**REQUIRED TASK**:
Take each line that has the word "JSON" and return it.

**EXERCISE INPUT**:
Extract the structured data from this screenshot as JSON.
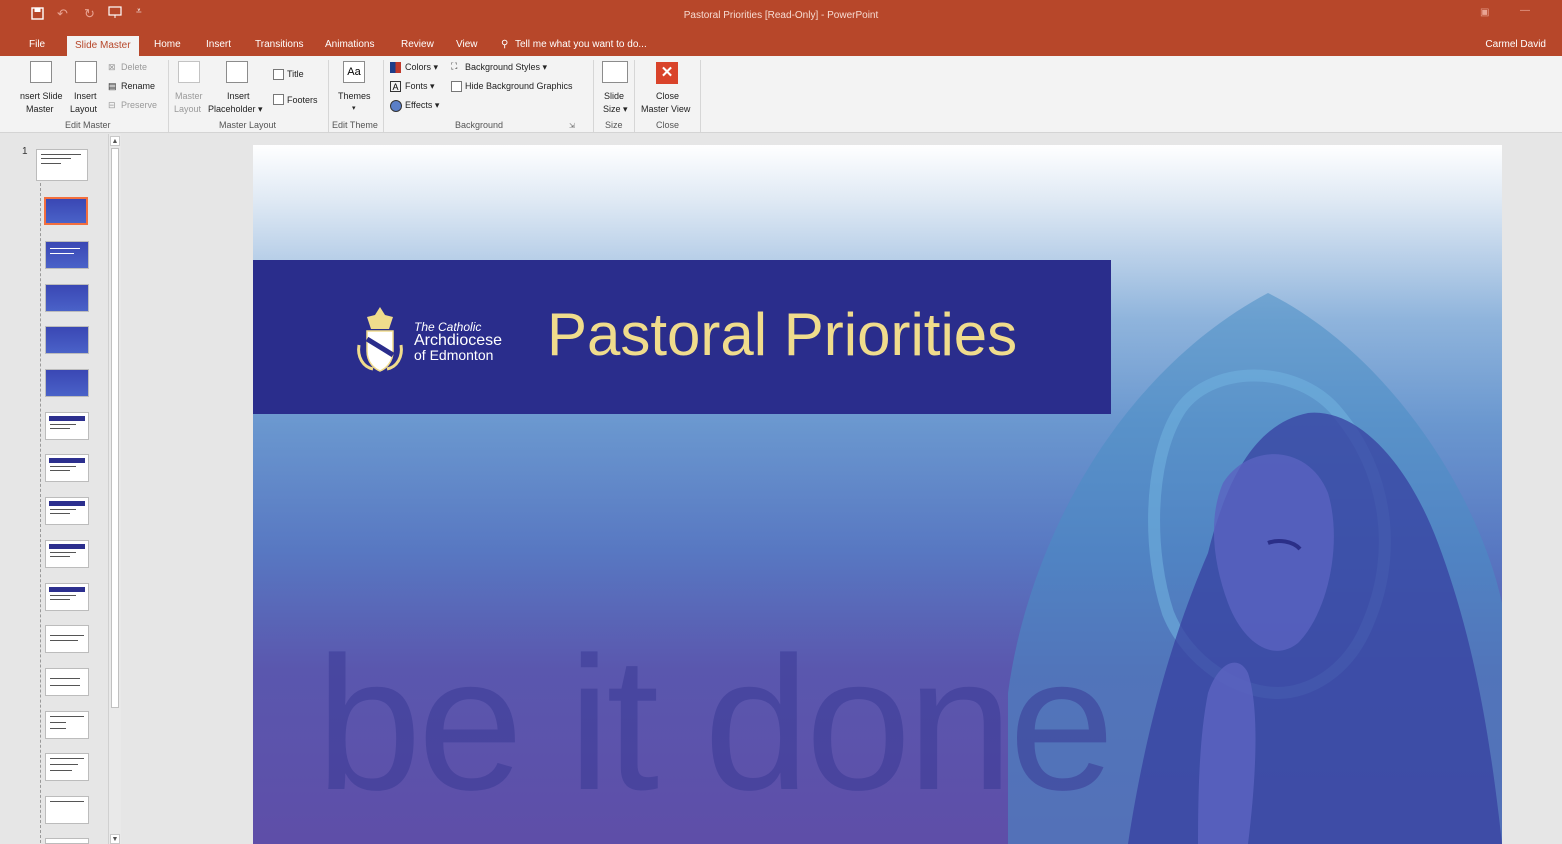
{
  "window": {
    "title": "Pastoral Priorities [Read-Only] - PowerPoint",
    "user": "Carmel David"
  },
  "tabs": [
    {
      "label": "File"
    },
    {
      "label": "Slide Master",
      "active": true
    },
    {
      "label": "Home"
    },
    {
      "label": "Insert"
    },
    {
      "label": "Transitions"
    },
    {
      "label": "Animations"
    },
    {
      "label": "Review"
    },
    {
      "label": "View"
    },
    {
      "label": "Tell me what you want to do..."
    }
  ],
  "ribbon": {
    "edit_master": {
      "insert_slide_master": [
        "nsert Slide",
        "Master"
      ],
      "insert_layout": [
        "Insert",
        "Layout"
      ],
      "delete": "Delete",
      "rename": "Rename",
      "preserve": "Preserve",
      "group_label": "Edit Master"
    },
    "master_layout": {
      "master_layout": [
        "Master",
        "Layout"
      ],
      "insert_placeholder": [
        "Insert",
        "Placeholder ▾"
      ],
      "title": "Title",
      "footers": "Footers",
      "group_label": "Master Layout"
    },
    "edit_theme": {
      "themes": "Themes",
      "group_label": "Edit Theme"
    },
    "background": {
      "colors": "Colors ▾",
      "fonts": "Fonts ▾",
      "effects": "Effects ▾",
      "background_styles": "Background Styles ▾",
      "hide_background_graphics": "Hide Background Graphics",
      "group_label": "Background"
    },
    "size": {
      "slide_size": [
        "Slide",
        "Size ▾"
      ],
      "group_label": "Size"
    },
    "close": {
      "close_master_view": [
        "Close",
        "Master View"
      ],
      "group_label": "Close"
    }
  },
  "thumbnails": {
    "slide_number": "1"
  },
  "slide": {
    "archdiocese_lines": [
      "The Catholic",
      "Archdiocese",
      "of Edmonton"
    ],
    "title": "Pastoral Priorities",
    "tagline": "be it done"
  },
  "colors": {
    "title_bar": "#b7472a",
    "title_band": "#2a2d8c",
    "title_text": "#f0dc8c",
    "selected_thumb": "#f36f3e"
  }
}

* * *

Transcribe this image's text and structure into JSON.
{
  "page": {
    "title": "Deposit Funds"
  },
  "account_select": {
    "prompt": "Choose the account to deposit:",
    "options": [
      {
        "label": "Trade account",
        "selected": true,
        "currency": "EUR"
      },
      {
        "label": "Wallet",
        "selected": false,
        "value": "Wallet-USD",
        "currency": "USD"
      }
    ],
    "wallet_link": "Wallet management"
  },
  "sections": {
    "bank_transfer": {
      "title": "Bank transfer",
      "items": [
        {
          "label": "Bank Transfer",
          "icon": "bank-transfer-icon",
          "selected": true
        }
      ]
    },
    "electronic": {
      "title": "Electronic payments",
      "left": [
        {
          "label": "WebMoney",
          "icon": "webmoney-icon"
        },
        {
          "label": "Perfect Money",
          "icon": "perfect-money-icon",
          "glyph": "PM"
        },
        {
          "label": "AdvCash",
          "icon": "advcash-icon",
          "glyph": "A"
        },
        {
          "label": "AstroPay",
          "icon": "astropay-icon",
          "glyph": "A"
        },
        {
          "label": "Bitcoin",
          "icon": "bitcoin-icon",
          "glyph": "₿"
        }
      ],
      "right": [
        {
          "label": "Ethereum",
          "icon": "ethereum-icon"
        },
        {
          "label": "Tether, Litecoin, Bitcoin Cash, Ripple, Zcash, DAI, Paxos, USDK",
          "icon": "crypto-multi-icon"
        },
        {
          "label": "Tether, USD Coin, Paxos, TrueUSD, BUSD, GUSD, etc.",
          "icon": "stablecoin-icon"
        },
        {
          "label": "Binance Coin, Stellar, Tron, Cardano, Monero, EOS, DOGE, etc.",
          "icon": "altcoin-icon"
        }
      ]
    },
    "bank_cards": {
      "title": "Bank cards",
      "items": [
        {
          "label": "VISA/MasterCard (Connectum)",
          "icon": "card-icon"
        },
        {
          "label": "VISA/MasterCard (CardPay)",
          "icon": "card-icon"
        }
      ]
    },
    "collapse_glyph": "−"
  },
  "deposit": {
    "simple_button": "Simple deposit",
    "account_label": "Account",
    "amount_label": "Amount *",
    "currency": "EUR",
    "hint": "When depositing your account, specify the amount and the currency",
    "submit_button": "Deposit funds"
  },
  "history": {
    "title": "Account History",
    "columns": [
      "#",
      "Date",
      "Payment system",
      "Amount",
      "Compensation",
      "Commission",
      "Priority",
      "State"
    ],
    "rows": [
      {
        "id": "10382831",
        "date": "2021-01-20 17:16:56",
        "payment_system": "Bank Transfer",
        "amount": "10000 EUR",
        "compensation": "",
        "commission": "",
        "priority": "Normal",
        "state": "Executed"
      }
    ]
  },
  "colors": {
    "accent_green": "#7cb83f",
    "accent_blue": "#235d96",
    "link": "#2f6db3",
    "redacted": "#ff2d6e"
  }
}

**CORRECT OUTPUT**:
Extract the structured data from this screenshot as JSON.
Transcribe this image's text and structure into JSON.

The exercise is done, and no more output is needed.